Extracts from a graphics dataset:
-- begin --

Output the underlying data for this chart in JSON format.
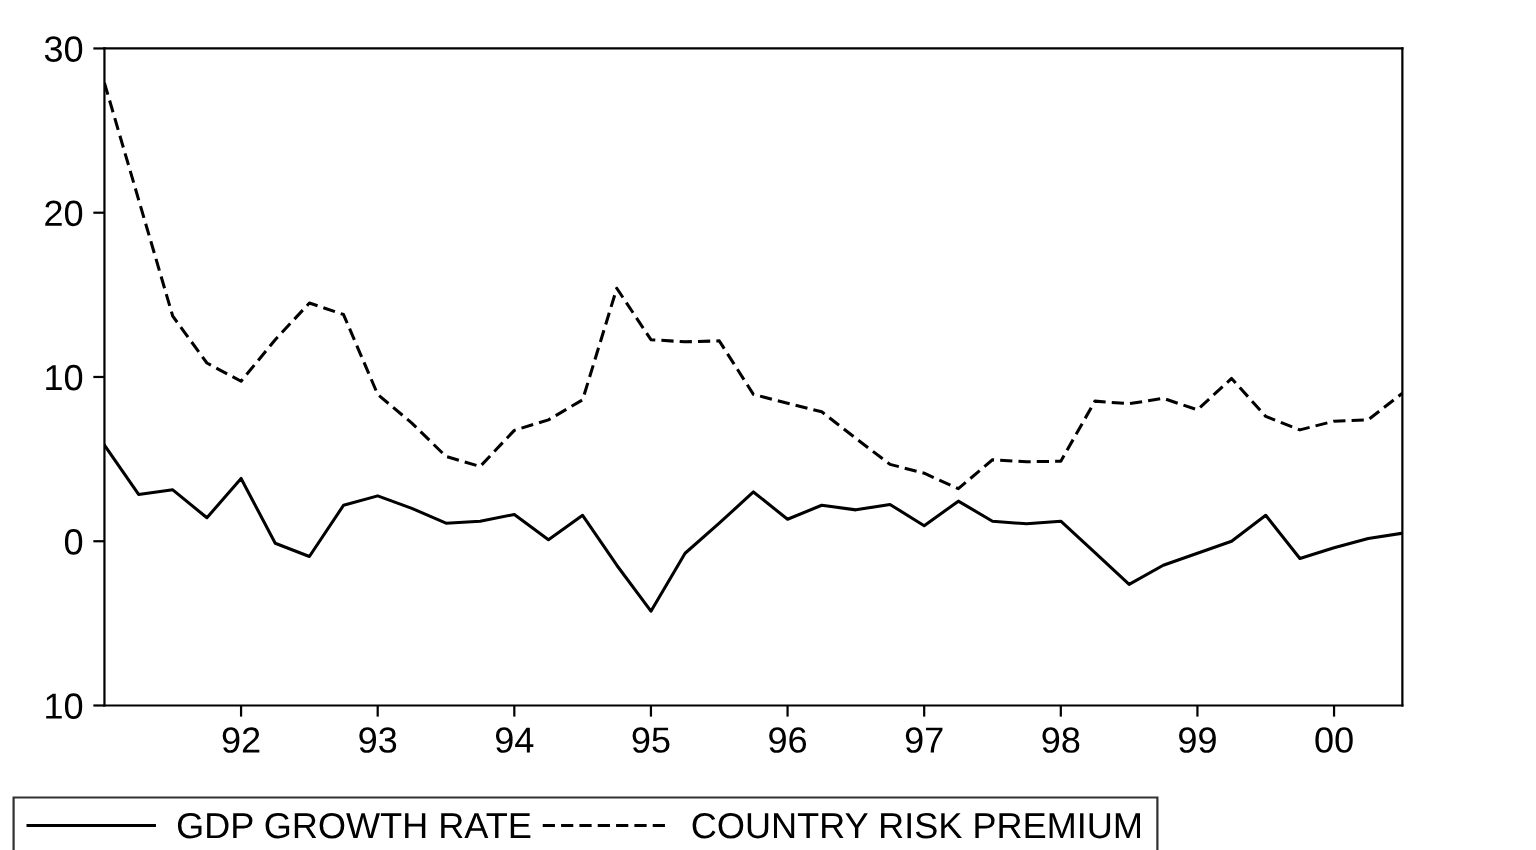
{
  "chart_data": {
    "type": "line",
    "x": [
      1991.0,
      1991.25,
      1991.5,
      1991.75,
      1992.0,
      1992.25,
      1992.5,
      1992.75,
      1993.0,
      1993.25,
      1993.5,
      1993.75,
      1994.0,
      1994.25,
      1994.5,
      1994.75,
      1995.0,
      1995.25,
      1995.5,
      1995.75,
      1996.0,
      1996.25,
      1996.5,
      1996.75,
      1997.0,
      1997.25,
      1997.5,
      1997.75,
      1998.0,
      1998.25,
      1998.5,
      1998.75,
      1999.0,
      1999.25,
      1999.5,
      1999.75,
      2000.0,
      2000.25,
      2000.5
    ],
    "series": [
      {
        "name": "GDP GROWTH RATE",
        "color": "#000000",
        "line_style": "solid",
        "values": [
          5.85,
          2.85,
          3.13,
          1.43,
          3.82,
          -0.12,
          -0.93,
          2.19,
          2.76,
          2.0,
          1.1,
          1.22,
          1.63,
          0.09,
          1.58,
          -1.46,
          -4.26,
          -0.73,
          1.1,
          3.0,
          1.34,
          2.19,
          1.91,
          2.24,
          0.94,
          2.44,
          1.22,
          1.06,
          1.22,
          -0.7,
          -2.63,
          -1.46,
          -0.73,
          0.0,
          1.58,
          -1.05,
          -0.4,
          0.17,
          0.49
        ]
      },
      {
        "name": "COUNTRY RISK PREMIUM",
        "color": "#000000",
        "line_style": "dashed",
        "values": [
          27.9,
          20.8,
          13.7,
          10.85,
          9.74,
          12.27,
          14.5,
          13.8,
          8.94,
          7.19,
          5.16,
          4.55,
          6.75,
          7.39,
          8.61,
          15.4,
          12.27,
          12.14,
          12.2,
          8.94,
          8.4,
          7.88,
          6.26,
          4.68,
          4.14,
          3.2,
          4.96,
          4.84,
          4.87,
          8.53,
          8.37,
          8.7,
          8.0,
          9.91,
          7.6,
          6.78,
          7.31,
          7.39,
          9.01
        ]
      }
    ],
    "xlim": [
      1991.0,
      2000.5
    ],
    "xticks": [
      {
        "value": 1992,
        "label": "92"
      },
      {
        "value": 1993,
        "label": "93"
      },
      {
        "value": 1994,
        "label": "94"
      },
      {
        "value": 1995,
        "label": "95"
      },
      {
        "value": 1996,
        "label": "96"
      },
      {
        "value": 1997,
        "label": "97"
      },
      {
        "value": 1998,
        "label": "98"
      },
      {
        "value": 1999,
        "label": "99"
      },
      {
        "value": 2000,
        "label": "00"
      }
    ],
    "ylim": [
      -10,
      30
    ],
    "yticks": [
      {
        "value": -10,
        "label": "10"
      },
      0,
      10,
      20,
      30
    ],
    "grid": false,
    "legend": "bottom"
  }
}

-- end --

**The task**
Using the material above, copy every line in which the string "name" occurs.

**Solution to this task**
        "name": "GDP GROWTH RATE",
        "name": "COUNTRY RISK PREMIUM",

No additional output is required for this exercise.